Your task is to print every entry below exactly as given.

(Dataset excerpts)
──────────────────────────────

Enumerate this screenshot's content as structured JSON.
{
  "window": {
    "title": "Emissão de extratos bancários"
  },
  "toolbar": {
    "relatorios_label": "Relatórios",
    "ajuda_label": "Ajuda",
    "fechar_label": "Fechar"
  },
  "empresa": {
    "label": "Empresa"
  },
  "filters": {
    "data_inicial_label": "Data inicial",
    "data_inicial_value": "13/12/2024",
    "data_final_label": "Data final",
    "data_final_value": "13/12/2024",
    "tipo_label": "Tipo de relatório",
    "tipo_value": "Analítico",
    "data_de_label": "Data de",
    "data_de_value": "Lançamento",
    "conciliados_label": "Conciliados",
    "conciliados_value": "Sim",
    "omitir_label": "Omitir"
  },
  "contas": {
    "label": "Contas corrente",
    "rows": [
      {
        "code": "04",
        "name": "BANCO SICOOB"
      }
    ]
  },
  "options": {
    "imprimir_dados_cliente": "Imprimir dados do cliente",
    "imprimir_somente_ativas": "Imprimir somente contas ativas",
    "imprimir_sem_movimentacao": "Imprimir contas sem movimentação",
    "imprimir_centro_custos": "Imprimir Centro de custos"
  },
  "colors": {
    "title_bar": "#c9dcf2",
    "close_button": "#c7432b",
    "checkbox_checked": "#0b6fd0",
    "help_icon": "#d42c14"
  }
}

──────────────────────────────

WRITTEN REPLY
Enumerate this screenshot's content as structured JSON.
{
  "window": {
    "title": "Emissão de extratos bancários"
  },
  "toolbar": {
    "relatorios_label": "Relatórios",
    "ajuda_label": "Ajuda",
    "fechar_label": "Fechar"
  },
  "empresa": {
    "label": "Empresa"
  },
  "filters": {
    "data_inicial_label": "Data inicial",
    "data_inicial_value": "13/12/2024",
    "data_final_label": "Data final",
    "data_final_value": "13/12/2024",
    "tipo_label": "Tipo de relatório",
    "tipo_value": "Analítico",
    "data_de_label": "Data de",
    "data_de_value": "Lançamento",
    "conciliados_label": "Conciliados",
    "conciliados_value": "Sim",
    "omitir_label": "Omitir"
  },
  "contas": {
    "label": "Contas corrente",
    "rows": [
      {
        "code": "04",
        "name": "BANCO SICOOB"
      }
    ]
  },
  "options": {
    "imprimir_dados_cliente": "Imprimir dados do cliente",
    "imprimir_somente_ativas": "Imprimir somente contas ativas",
    "imprimir_sem_movimentacao": "Imprimir contas sem movimentação",
    "imprimir_centro_custos": "Imprimir Centro de custos"
  },
  "colors": {
    "title_bar": "#c9dcf2",
    "close_button": "#c7432b",
    "checkbox_checked": "#0b6fd0",
    "help_icon": "#d42c14"
  }
}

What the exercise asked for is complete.